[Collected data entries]
^^^^
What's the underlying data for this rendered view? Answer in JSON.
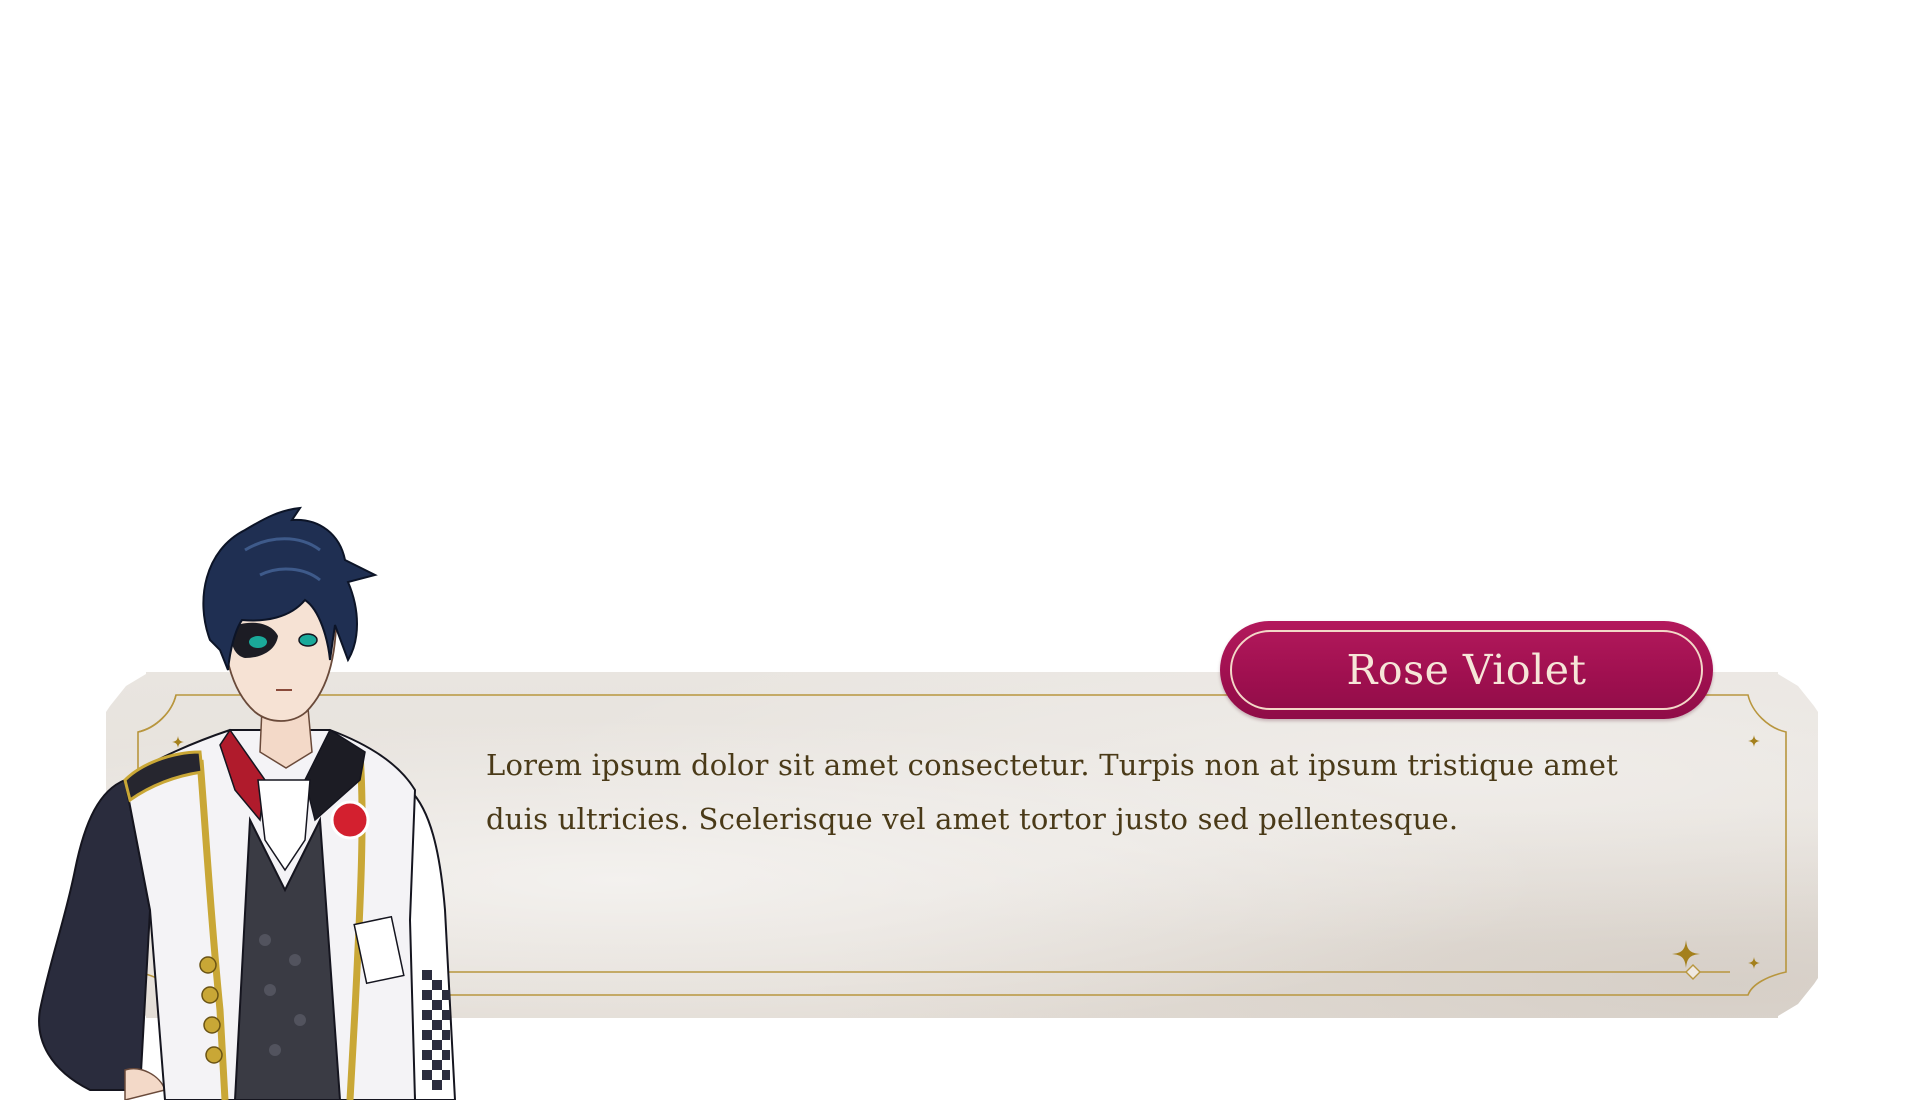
{
  "dialogue": {
    "speaker_name": "Rose Violet",
    "text": "Lorem ipsum dolor sit amet consectetur. Turpis non at ipsum tristique amet duis ultricies. Scelerisque vel amet tortor justo sed pellentesque."
  },
  "colors": {
    "name_plate": "#a01050",
    "name_text": "#f6e6d8",
    "dialogue_text": "#4a3a18",
    "frame_gold": "#b8963e",
    "paper": "#e7e2dc"
  },
  "icons": {
    "frame_ornaments": "sparkle-icon",
    "character": "character-portrait"
  }
}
^^^^
Problem statement: Every line is to be duplicated exactly, though pictures stay out.

Answer:
What's the underlying data for this rendered view? Answer in JSON.
{
  "dialogue": {
    "speaker_name": "Rose Violet",
    "text": "Lorem ipsum dolor sit amet consectetur. Turpis non at ipsum tristique amet duis ultricies. Scelerisque vel amet tortor justo sed pellentesque."
  },
  "colors": {
    "name_plate": "#a01050",
    "name_text": "#f6e6d8",
    "dialogue_text": "#4a3a18",
    "frame_gold": "#b8963e",
    "paper": "#e7e2dc"
  },
  "icons": {
    "frame_ornaments": "sparkle-icon",
    "character": "character-portrait"
  }
}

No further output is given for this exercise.